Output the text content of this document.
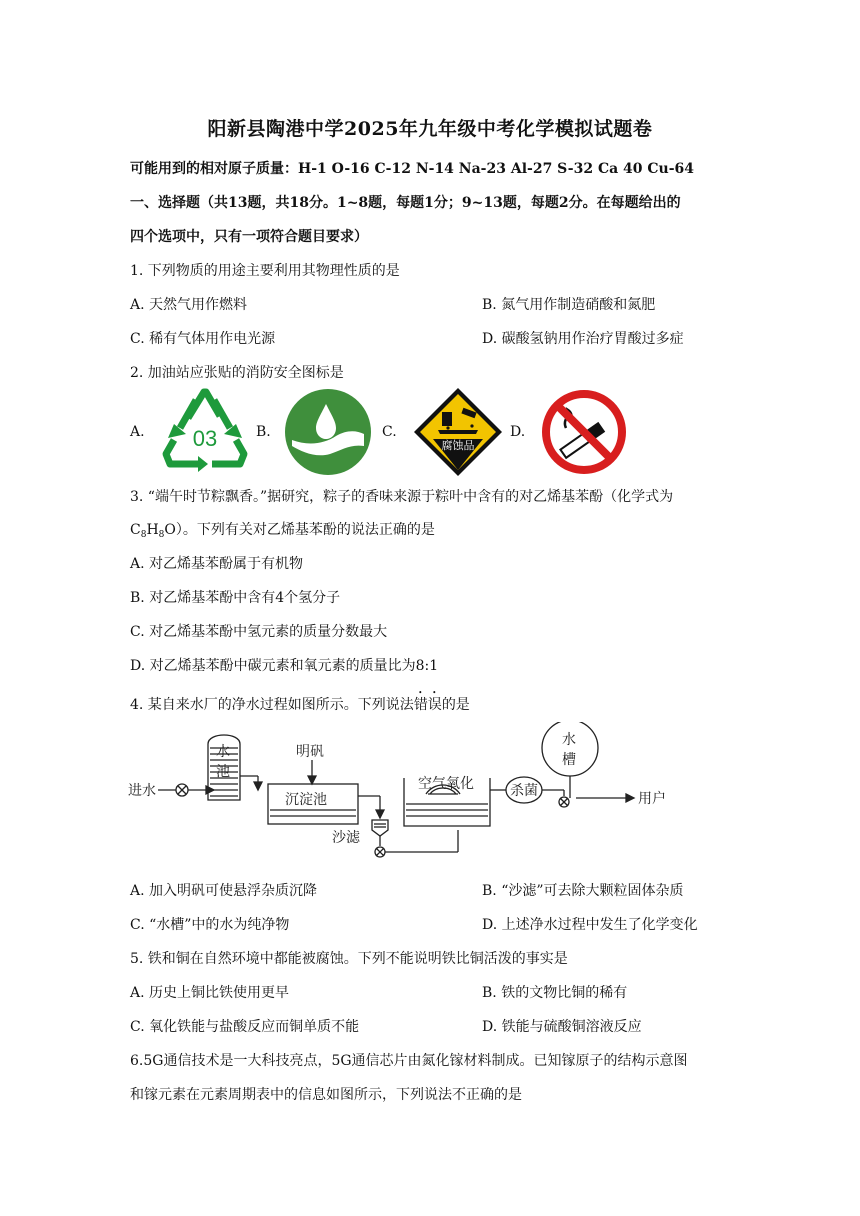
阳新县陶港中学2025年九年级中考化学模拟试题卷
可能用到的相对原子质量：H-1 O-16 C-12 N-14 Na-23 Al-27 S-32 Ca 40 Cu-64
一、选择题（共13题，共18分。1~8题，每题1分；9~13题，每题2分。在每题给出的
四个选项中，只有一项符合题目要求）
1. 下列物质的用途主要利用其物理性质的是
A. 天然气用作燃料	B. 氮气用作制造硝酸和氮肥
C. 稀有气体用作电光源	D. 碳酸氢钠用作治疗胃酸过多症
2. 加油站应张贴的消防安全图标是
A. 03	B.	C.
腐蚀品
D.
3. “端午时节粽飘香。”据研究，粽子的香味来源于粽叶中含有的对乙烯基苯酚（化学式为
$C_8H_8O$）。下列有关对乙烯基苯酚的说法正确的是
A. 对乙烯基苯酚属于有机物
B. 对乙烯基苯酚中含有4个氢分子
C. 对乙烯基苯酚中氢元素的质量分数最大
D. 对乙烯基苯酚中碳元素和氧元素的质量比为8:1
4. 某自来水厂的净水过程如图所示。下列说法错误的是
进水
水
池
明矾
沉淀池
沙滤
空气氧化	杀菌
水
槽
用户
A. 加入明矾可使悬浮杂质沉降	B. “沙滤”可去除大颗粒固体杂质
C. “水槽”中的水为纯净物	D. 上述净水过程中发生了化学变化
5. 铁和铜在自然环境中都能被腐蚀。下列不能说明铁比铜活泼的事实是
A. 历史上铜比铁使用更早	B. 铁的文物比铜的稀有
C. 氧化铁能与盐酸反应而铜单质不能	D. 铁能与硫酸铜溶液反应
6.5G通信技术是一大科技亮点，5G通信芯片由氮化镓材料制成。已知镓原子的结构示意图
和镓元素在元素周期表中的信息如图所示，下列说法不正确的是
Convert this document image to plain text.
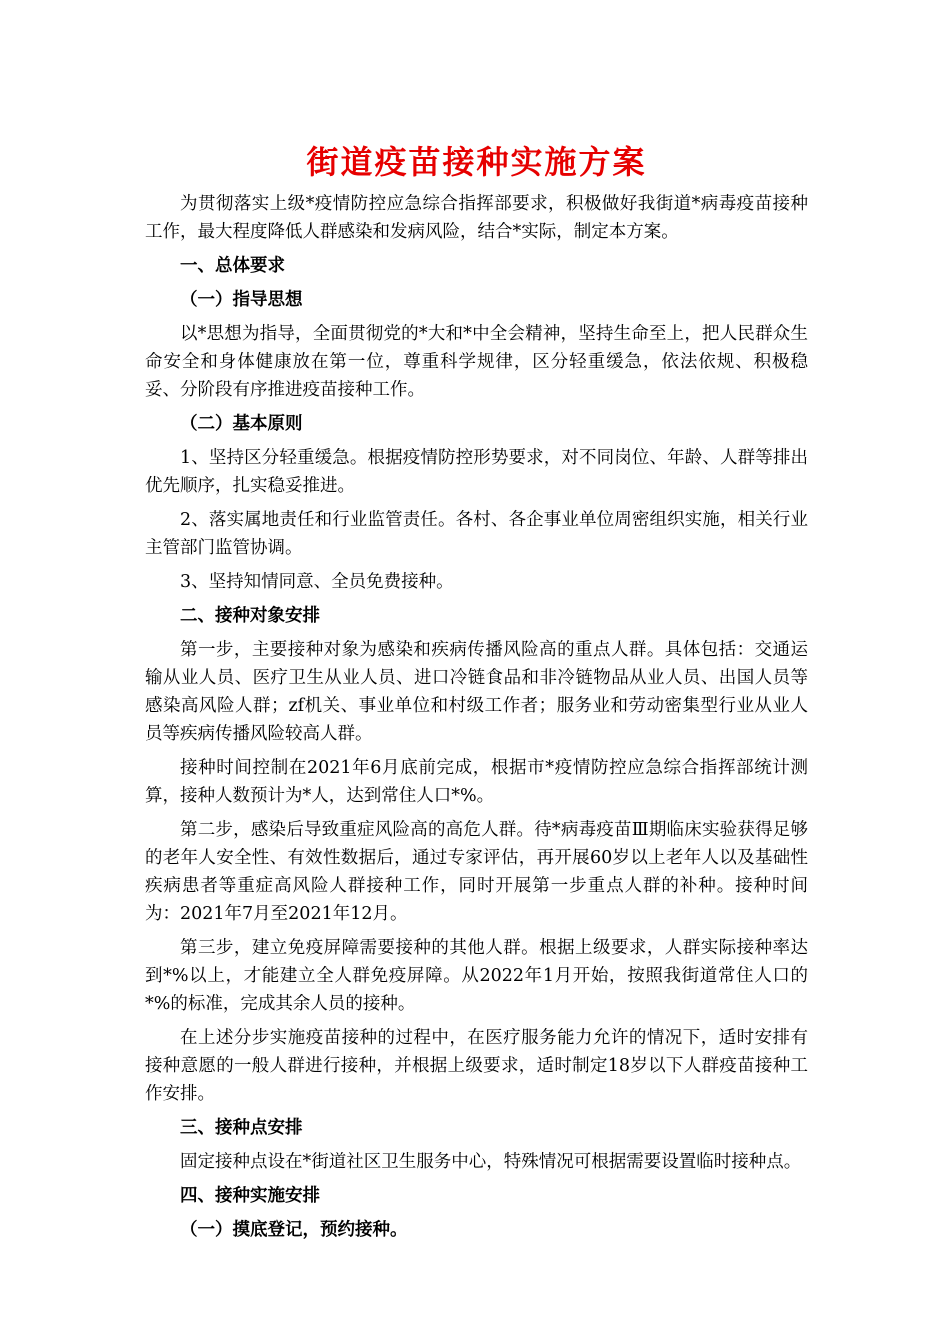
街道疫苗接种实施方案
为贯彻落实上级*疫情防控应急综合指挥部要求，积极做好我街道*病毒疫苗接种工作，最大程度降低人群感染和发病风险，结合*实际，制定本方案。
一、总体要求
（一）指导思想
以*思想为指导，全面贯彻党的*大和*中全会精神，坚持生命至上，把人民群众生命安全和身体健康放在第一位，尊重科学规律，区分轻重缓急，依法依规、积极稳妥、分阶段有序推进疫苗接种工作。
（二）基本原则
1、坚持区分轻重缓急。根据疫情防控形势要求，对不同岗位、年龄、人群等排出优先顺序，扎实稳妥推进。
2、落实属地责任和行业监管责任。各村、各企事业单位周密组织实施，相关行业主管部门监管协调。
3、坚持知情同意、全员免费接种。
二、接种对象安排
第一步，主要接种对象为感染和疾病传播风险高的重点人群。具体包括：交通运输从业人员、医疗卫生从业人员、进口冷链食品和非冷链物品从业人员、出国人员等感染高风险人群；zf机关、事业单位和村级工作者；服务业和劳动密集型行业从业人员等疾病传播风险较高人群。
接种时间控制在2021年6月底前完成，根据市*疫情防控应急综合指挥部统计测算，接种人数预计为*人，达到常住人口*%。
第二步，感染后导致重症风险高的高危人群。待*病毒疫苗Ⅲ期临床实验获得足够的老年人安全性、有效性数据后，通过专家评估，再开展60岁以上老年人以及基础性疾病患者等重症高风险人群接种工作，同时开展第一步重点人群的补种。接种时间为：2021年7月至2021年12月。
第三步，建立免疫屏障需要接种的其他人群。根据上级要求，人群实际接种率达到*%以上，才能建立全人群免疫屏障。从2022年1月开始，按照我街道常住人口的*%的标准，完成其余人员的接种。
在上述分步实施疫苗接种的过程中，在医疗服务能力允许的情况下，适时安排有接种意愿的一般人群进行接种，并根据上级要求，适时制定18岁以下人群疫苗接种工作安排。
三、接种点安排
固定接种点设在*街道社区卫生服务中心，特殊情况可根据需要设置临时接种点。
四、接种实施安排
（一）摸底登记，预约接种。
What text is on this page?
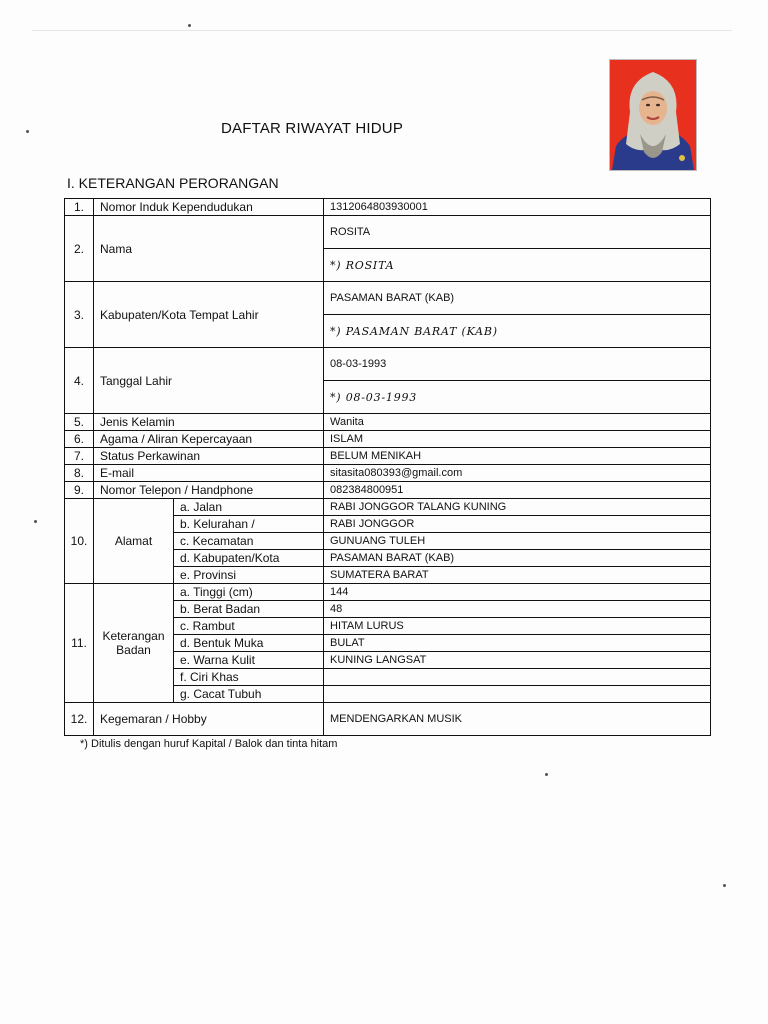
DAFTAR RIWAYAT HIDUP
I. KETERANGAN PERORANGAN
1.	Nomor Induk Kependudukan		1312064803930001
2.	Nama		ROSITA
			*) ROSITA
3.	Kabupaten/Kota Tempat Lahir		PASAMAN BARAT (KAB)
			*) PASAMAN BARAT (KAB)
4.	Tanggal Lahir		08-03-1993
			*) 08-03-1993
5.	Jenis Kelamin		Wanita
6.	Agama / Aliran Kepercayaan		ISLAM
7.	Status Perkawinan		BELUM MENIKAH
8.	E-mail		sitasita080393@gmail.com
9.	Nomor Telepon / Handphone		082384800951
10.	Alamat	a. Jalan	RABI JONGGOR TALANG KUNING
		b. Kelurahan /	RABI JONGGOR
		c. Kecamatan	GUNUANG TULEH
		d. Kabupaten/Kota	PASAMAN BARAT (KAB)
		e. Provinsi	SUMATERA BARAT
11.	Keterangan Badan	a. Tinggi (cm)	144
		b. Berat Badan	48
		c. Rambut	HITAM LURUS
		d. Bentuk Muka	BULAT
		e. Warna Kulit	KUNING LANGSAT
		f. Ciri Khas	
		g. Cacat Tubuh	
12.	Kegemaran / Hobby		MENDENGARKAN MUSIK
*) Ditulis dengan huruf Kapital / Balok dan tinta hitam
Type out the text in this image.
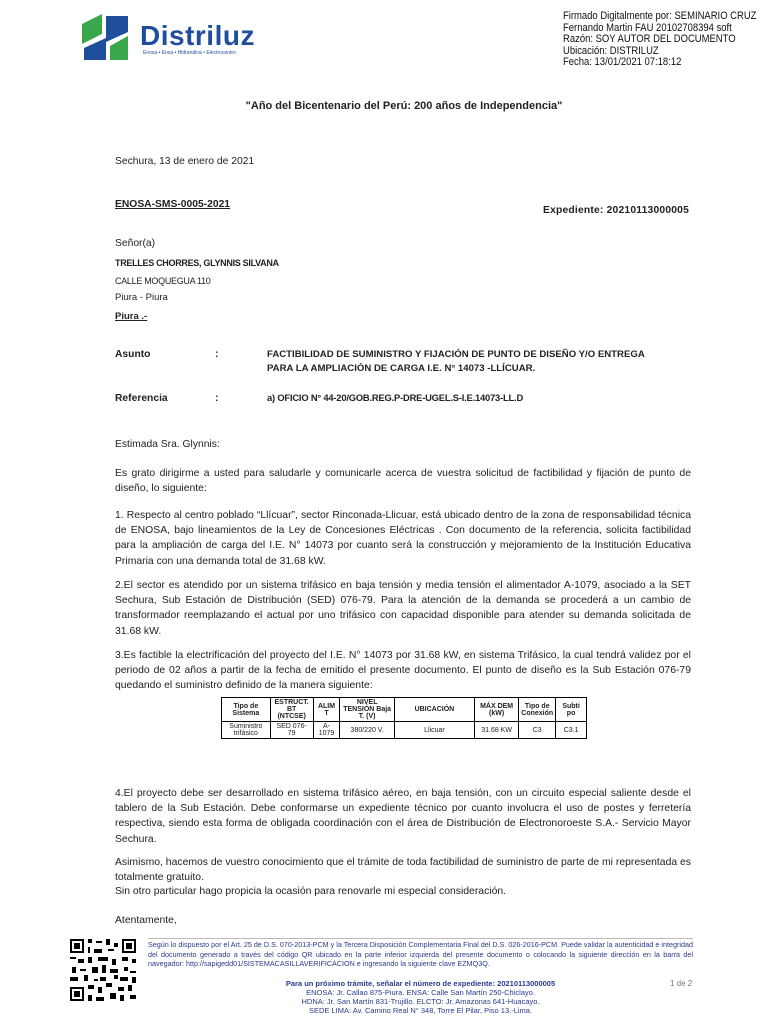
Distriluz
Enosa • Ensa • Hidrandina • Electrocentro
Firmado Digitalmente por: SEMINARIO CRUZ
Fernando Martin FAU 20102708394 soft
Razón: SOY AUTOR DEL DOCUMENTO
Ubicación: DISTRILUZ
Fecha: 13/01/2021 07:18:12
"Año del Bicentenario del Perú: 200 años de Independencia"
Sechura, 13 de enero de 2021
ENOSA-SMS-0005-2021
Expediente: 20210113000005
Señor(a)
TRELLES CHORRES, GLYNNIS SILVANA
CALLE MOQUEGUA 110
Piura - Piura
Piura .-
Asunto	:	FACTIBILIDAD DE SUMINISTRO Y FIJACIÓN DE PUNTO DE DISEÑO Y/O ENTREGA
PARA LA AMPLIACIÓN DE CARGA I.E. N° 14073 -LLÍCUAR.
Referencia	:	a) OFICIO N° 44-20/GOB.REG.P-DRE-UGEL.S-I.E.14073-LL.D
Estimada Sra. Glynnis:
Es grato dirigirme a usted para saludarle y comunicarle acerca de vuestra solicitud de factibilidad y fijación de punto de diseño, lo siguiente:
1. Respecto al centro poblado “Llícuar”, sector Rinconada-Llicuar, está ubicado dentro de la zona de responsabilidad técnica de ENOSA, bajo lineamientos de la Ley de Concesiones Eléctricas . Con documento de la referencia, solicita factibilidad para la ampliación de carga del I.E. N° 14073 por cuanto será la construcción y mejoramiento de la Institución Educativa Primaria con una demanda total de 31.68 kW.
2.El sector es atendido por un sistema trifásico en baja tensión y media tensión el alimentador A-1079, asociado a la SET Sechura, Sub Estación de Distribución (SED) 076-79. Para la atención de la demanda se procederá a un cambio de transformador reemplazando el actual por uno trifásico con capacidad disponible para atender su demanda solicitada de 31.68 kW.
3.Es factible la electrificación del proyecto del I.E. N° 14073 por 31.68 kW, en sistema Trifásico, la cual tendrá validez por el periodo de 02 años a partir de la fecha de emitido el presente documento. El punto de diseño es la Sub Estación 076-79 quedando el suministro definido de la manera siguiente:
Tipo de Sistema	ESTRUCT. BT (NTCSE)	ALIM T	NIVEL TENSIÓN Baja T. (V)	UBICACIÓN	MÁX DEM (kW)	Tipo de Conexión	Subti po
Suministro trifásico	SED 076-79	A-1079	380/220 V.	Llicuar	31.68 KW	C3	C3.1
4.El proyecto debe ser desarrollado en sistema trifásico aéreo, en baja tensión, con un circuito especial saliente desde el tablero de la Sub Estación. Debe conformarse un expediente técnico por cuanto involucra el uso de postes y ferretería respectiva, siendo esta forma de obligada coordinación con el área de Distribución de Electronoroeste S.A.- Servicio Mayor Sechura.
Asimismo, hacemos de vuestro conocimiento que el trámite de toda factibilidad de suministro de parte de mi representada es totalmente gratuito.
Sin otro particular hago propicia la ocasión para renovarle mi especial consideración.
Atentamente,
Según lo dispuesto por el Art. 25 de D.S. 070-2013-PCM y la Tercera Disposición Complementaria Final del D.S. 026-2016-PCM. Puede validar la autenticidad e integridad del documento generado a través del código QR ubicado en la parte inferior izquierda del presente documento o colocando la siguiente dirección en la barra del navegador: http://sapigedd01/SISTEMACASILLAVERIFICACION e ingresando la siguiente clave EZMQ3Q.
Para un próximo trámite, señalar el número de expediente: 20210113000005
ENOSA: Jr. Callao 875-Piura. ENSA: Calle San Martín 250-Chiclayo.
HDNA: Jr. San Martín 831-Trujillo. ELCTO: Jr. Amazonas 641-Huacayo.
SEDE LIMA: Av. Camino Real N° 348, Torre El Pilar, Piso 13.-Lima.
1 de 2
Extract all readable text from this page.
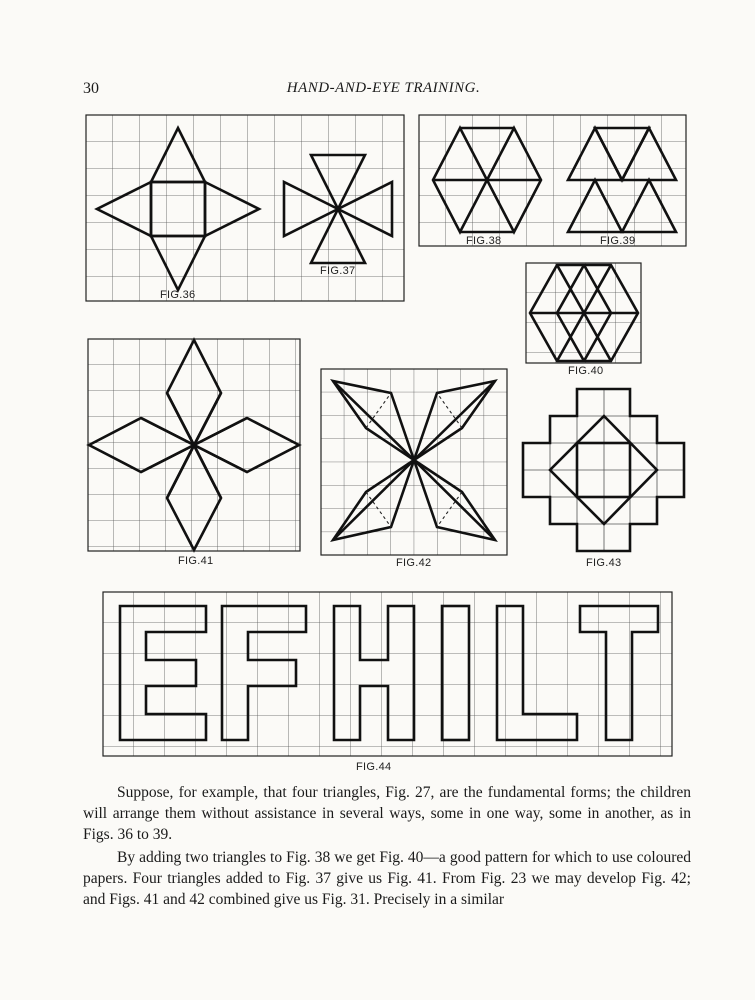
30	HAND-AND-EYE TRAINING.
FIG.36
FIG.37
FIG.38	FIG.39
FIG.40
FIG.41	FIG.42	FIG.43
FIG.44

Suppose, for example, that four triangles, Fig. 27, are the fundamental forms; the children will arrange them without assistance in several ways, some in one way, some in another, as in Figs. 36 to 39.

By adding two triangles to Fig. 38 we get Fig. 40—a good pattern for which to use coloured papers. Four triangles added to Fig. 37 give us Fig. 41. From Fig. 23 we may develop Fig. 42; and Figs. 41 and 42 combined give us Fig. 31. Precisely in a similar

==================================================

Pull out every line containing "Kota".

Task solution:
3.	Kabupaten/Kota Tempat Lahir		PASAMAN BARAT (KAB)
		d. Kabupaten/Kota	PASAMAN BARAT (KAB)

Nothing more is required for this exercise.